Begin
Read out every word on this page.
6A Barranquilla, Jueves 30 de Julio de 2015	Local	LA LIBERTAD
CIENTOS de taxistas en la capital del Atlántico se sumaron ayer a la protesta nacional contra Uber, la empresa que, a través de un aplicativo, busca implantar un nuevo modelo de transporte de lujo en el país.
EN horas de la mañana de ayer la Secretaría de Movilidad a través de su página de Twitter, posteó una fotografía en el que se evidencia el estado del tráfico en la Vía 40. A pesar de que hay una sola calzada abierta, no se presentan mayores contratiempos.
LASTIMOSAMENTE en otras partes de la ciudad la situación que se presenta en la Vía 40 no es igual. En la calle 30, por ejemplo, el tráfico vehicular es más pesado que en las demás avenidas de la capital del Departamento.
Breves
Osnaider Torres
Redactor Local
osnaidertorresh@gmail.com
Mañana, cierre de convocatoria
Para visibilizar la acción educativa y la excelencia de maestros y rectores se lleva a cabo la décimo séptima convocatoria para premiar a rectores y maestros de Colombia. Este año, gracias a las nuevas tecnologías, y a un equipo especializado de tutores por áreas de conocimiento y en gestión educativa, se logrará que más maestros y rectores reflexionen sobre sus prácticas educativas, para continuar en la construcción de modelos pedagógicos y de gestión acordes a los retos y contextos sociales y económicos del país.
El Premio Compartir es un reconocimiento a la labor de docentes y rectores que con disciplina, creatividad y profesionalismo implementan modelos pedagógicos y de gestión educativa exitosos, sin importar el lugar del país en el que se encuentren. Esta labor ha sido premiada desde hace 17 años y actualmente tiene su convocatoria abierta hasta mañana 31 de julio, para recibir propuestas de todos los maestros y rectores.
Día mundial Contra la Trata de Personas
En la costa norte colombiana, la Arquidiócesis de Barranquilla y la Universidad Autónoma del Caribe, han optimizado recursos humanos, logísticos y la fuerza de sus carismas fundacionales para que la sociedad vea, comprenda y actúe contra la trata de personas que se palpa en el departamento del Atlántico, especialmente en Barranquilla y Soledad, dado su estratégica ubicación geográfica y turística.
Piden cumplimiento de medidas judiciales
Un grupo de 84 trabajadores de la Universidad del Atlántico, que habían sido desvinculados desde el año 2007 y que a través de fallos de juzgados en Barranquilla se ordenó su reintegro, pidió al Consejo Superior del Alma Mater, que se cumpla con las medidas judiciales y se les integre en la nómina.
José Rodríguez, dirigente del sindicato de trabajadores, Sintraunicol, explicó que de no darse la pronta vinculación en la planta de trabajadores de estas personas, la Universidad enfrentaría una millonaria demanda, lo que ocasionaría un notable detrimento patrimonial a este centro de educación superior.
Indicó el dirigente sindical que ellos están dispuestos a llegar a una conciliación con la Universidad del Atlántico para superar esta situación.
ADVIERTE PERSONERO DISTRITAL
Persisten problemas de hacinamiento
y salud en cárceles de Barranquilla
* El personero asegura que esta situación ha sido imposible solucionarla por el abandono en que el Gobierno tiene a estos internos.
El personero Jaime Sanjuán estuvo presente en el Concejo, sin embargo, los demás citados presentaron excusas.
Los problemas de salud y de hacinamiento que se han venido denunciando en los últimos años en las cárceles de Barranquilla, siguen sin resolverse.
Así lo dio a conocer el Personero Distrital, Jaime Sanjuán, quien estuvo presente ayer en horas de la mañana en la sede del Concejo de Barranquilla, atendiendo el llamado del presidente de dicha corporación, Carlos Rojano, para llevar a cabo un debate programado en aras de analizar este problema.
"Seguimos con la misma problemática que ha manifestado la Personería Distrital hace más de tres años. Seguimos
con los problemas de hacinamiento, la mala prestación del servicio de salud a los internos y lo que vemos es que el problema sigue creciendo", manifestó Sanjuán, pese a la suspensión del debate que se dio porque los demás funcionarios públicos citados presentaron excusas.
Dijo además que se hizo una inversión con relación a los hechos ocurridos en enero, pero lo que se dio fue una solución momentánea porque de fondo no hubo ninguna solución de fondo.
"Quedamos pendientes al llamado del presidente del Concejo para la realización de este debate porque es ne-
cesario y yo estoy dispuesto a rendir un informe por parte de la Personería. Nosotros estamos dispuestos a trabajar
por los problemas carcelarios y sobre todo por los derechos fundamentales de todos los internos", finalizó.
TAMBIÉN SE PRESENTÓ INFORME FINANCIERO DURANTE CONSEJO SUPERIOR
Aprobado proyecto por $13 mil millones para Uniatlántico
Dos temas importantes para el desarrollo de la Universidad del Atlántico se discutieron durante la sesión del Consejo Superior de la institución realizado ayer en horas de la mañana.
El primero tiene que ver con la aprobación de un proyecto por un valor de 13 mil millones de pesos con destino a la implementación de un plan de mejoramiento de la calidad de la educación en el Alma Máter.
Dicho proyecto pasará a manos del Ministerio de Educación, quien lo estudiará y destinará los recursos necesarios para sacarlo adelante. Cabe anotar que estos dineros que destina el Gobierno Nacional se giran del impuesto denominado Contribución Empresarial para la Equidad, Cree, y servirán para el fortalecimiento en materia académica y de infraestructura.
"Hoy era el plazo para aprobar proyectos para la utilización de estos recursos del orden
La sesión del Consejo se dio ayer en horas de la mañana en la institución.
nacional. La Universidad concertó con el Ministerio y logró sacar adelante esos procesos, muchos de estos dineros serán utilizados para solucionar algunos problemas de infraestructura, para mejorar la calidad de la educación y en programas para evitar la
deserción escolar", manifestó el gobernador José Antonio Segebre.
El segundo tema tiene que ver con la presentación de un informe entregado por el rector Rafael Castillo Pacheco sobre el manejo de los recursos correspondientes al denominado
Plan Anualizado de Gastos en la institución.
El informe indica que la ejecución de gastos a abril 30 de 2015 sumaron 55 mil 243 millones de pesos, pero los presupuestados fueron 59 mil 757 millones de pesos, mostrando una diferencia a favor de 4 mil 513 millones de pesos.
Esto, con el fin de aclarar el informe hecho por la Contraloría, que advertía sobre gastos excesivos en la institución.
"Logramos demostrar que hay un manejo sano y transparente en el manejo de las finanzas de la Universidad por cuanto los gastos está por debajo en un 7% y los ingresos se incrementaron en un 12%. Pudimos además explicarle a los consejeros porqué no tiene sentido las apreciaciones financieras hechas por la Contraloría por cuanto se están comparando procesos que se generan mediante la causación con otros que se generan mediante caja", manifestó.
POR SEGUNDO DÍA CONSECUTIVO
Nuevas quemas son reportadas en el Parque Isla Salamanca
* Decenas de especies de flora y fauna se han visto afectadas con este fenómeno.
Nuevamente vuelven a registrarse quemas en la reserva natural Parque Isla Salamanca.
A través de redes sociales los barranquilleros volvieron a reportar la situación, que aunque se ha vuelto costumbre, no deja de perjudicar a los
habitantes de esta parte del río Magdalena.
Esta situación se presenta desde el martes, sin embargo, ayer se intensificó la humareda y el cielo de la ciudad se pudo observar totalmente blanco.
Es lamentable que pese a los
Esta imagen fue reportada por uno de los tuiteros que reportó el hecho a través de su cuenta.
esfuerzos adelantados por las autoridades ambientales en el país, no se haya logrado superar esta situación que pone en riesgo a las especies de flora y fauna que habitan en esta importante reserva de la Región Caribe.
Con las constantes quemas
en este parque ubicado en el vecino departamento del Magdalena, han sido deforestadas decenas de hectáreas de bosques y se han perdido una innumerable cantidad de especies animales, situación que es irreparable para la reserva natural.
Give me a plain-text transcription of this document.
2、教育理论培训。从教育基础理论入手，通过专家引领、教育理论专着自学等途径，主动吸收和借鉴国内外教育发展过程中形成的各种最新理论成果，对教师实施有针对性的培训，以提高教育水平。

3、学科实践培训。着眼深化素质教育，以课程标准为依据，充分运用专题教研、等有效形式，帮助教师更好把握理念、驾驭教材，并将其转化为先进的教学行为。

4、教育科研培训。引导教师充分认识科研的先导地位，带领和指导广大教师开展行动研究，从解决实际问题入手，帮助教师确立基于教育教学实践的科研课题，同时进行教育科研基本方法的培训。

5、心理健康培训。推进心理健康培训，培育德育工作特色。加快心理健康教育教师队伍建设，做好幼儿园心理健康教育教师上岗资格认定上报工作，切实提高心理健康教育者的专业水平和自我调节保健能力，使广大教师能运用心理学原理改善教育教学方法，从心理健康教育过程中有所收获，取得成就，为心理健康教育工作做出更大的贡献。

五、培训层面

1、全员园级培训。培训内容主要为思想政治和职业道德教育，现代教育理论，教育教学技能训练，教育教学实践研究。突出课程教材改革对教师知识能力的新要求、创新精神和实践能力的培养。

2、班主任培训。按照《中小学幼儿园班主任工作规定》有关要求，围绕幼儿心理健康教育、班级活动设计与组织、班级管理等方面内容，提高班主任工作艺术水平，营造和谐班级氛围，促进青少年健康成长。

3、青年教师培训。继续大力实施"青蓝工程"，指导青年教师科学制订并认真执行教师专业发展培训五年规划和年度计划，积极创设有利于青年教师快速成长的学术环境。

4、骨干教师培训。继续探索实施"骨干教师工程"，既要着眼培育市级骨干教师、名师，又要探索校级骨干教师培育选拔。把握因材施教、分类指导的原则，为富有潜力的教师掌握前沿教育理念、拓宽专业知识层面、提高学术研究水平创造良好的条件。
End
**Brief**
Extract, exactly as they appear, the lines from the one containing "Give me a plain-text" through the final line.

**Expected answer**
Give me a plain-text transcription of this document.
2、教育理论培训。从教育基础理论入手，通过专家引领、教育理论专着自学等途径，主动吸收和借鉴国内外教育发展过程中形成的各种最新理论成果，对教师实施有针对性的培训，以提高教育水平。

3、学科实践培训。着眼深化素质教育，以课程标准为依据，充分运用专题教研、等有效形式，帮助教师更好把握理念、驾驭教材，并将其转化为先进的教学行为。

4、教育科研培训。引导教师充分认识科研的先导地位，带领和指导广大教师开展行动研究，从解决实际问题入手，帮助教师确立基于教育教学实践的科研课题，同时进行教育科研基本方法的培训。

5、心理健康培训。推进心理健康培训，培育德育工作特色。加快心理健康教育教师队伍建设，做好幼儿园心理健康教育教师上岗资格认定上报工作，切实提高心理健康教育者的专业水平和自我调节保健能力，使广大教师能运用心理学原理改善教育教学方法，从心理健康教育过程中有所收获，取得成就，为心理健康教育工作做出更大的贡献。

五、培训层面

1、全员园级培训。培训内容主要为思想政治和职业道德教育，现代教育理论，教育教学技能训练，教育教学实践研究。突出课程教材改革对教师知识能力的新要求、创新精神和实践能力的培养。

2、班主任培训。按照《中小学幼儿园班主任工作规定》有关要求，围绕幼儿心理健康教育、班级活动设计与组织、班级管理等方面内容，提高班主任工作艺术水平，营造和谐班级氛围，促进青少年健康成长。

3、青年教师培训。继续大力实施"青蓝工程"，指导青年教师科学制订并认真执行教师专业发展培训五年规划和年度计划，积极创设有利于青年教师快速成长的学术环境。

4、骨干教师培训。继续探索实施"骨干教师工程"，既要着眼培育市级骨干教师、名师，又要探索校级骨干教师培育选拔。把握因材施教、分类指导的原则，为富有潜力的教师掌握前沿教育理念、拓宽专业知识层面、提高学术研究水平创造良好的条件。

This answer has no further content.